> _What you are asked to do_
Quote the listing in full, exactly as given, minus any pictures.

________________________________________

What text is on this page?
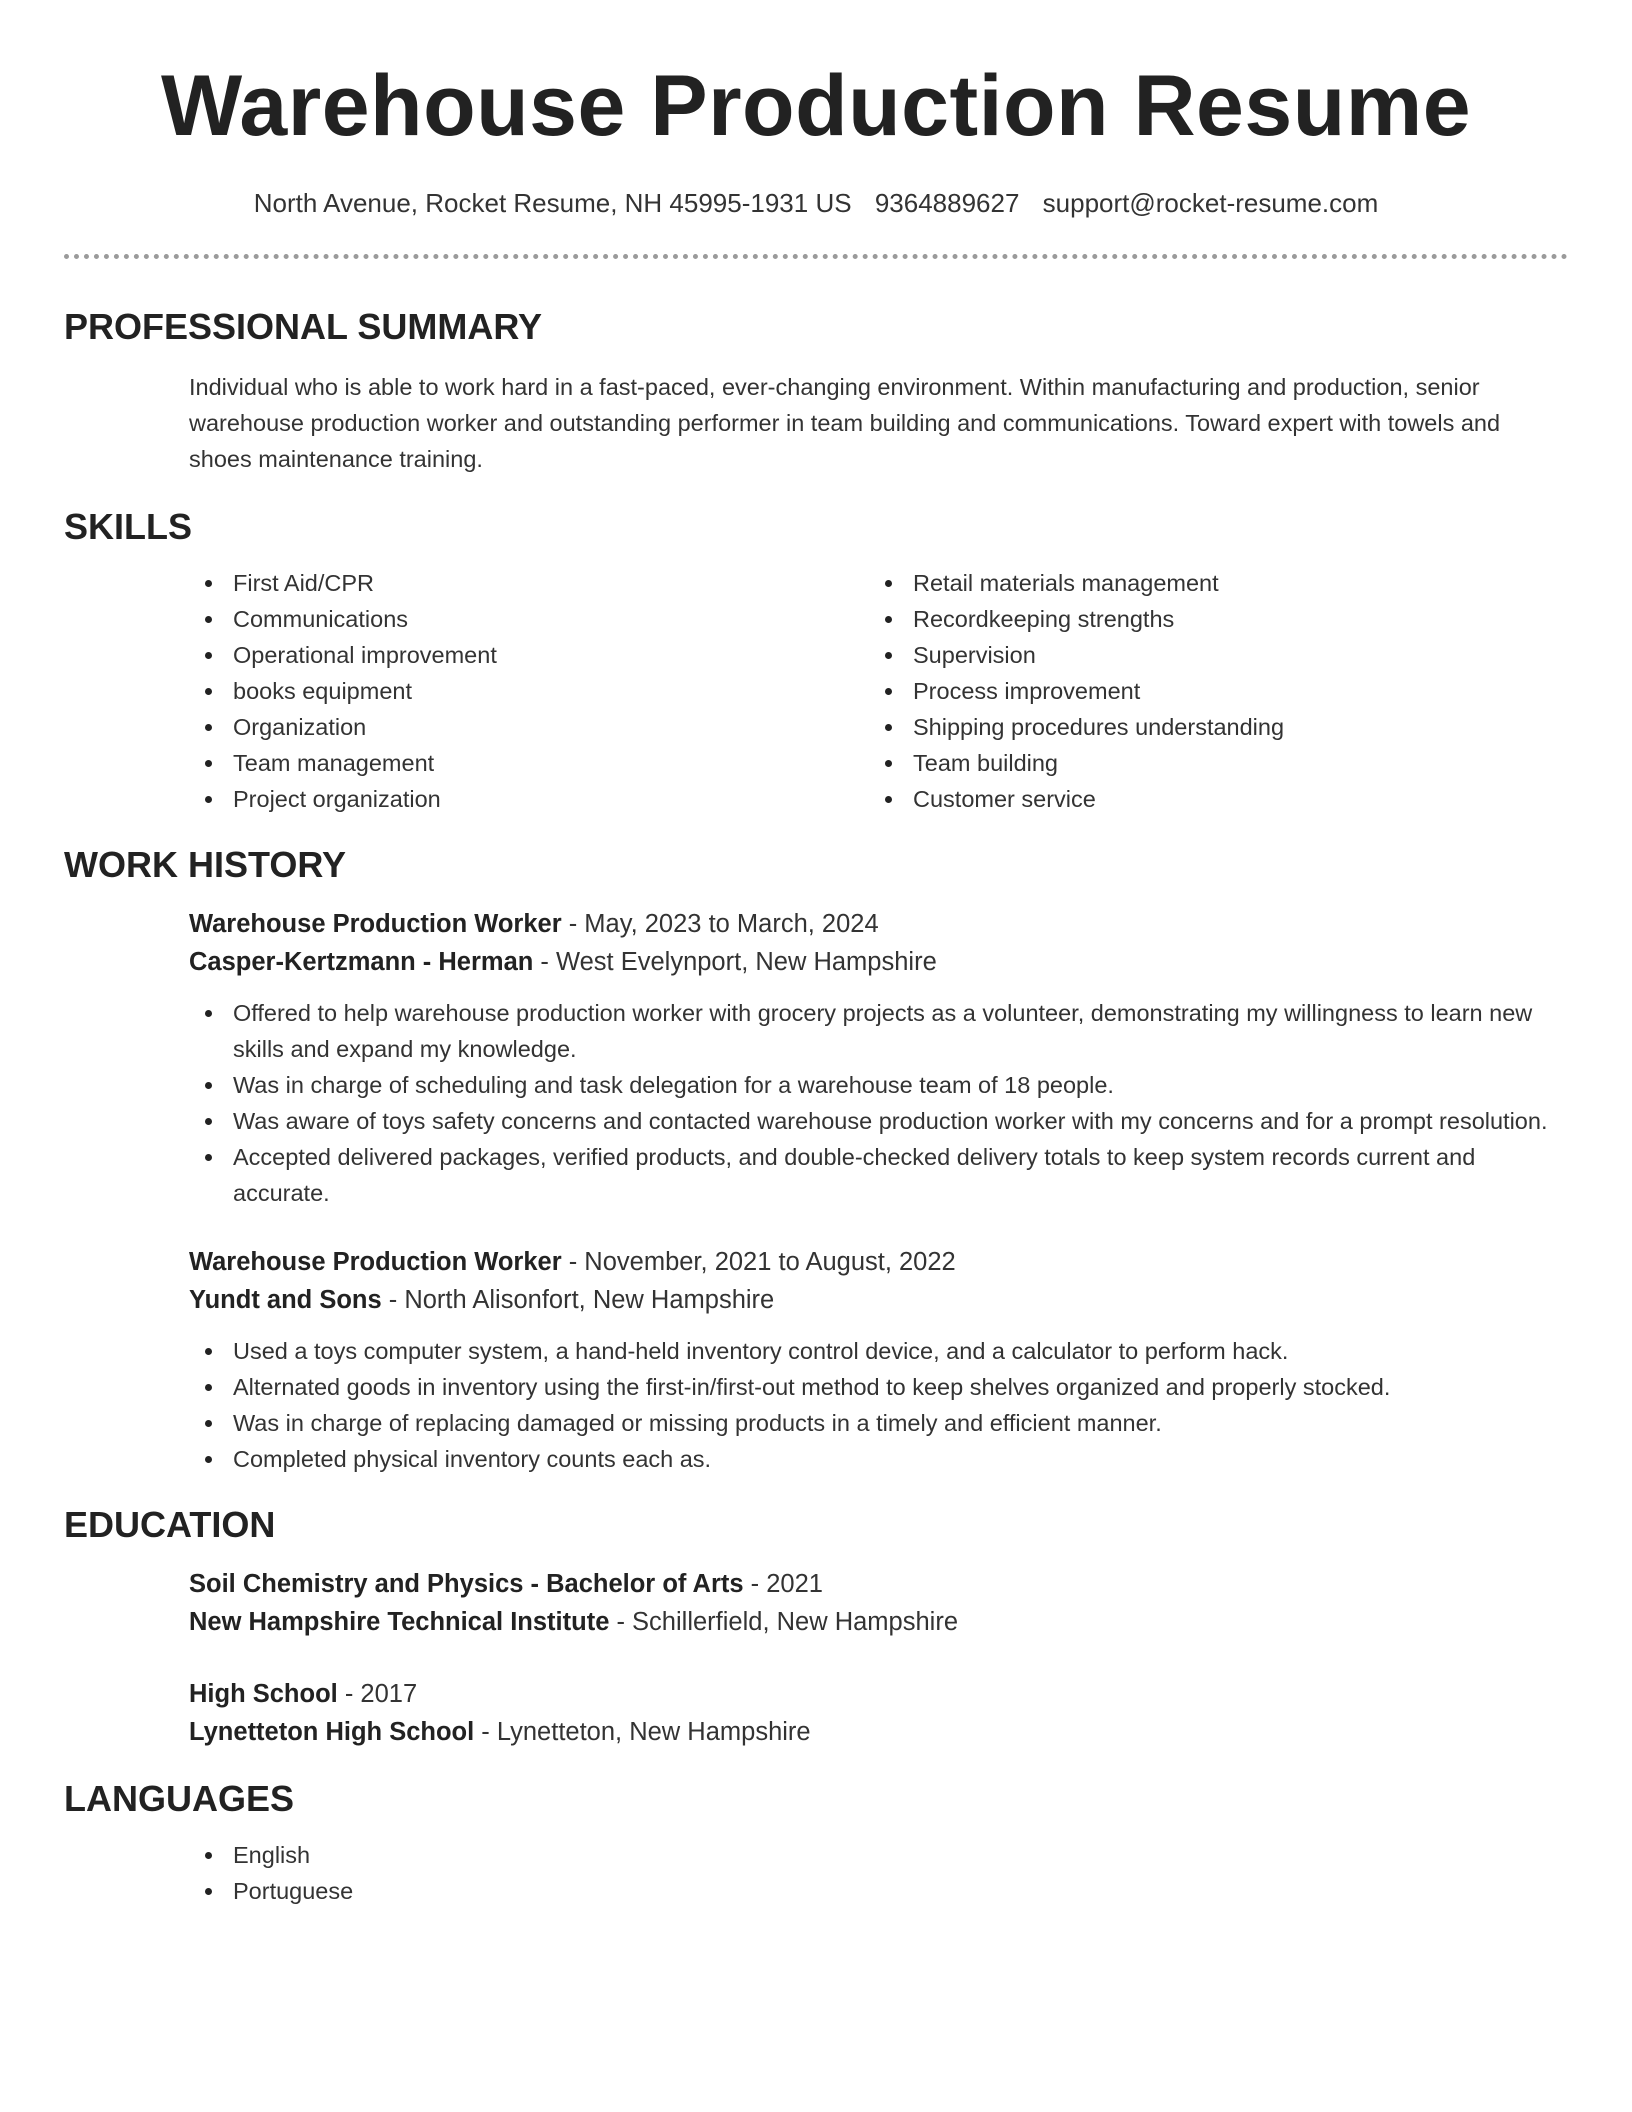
Warehouse Production Resume
North Avenue, Rocket Resume, NH 45995-1931 US 9364889627 support@rocket-resume.com
PROFESSIONAL SUMMARY

Individual who is able to work hard in a fast-paced, ever-changing environment. Within manufacturing and production, senior warehouse production worker and outstanding performer in team building and communications. Toward expert with towels and shoes maintenance training.

SKILLS
First Aid/CPR
Communications
Operational improvement
books equipment
Organization
Team management
Project organization
Retail materials management
Recordkeeping strengths
Supervision
Process improvement
Shipping procedures understanding
Team building
Customer service
WORK HISTORY
Warehouse Production Worker - May, 2023 to March, 2024
Casper-Kertzmann - Herman - West Evelynport, New Hampshire
Offered to help warehouse production worker with grocery projects as a volunteer, demonstrating my willingness to learn new skills and expand my knowledge.
Was in charge of scheduling and task delegation for a warehouse team of 18 people.
Was aware of toys safety concerns and contacted warehouse production worker with my concerns and for a prompt resolution.
Accepted delivered packages, verified products, and double-checked delivery totals to keep system records current and accurate.
Warehouse Production Worker - November, 2021 to August, 2022
Yundt and Sons - North Alisonfort, New Hampshire
Used a toys computer system, a hand-held inventory control device, and a calculator to perform hack.
Alternated goods in inventory using the first-in/first-out method to keep shelves organized and properly stocked.
Was in charge of replacing damaged or missing products in a timely and efficient manner.
Completed physical inventory counts each as.
EDUCATION
Soil Chemistry and Physics - Bachelor of Arts - 2021
New Hampshire Technical Institute - Schillerfield, New Hampshire
High School - 2017
Lynetteton High School - Lynetteton, New Hampshire
LANGUAGES
English
Portuguese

________________________________________

> _Result for this task_
What text is on this page?
Warehouse Production Resume
North Avenue, Rocket Resume, NH 45995-1931 US 9364889627 support@rocket-resume.com
PROFESSIONAL SUMMARY

Individual who is able to work hard in a fast-paced, ever-changing environment. Within manufacturing and production, senior warehouse production worker and outstanding performer in team building and communications. Toward expert with towels and shoes maintenance training.

SKILLS
First Aid/CPR
Communications
Operational improvement
books equipment
Organization
Team management
Project organization
Retail materials management
Recordkeeping strengths
Supervision
Process improvement
Shipping procedures understanding
Team building
Customer service
WORK HISTORY
Warehouse Production Worker - May, 2023 to March, 2024
Casper-Kertzmann - Herman - West Evelynport, New Hampshire
Offered to help warehouse production worker with grocery projects as a volunteer, demonstrating my willingness to learn new skills and expand my knowledge.
Was in charge of scheduling and task delegation for a warehouse team of 18 people.
Was aware of toys safety concerns and contacted warehouse production worker with my concerns and for a prompt resolution.
Accepted delivered packages, verified products, and double-checked delivery totals to keep system records current and accurate.
Warehouse Production Worker - November, 2021 to August, 2022
Yundt and Sons - North Alisonfort, New Hampshire
Used a toys computer system, a hand-held inventory control device, and a calculator to perform hack.
Alternated goods in inventory using the first-in/first-out method to keep shelves organized and properly stocked.
Was in charge of replacing damaged or missing products in a timely and efficient manner.
Completed physical inventory counts each as.
EDUCATION
Soil Chemistry and Physics - Bachelor of Arts - 2021
New Hampshire Technical Institute - Schillerfield, New Hampshire
High School - 2017
Lynetteton High School - Lynetteton, New Hampshire
LANGUAGES
English
Portuguese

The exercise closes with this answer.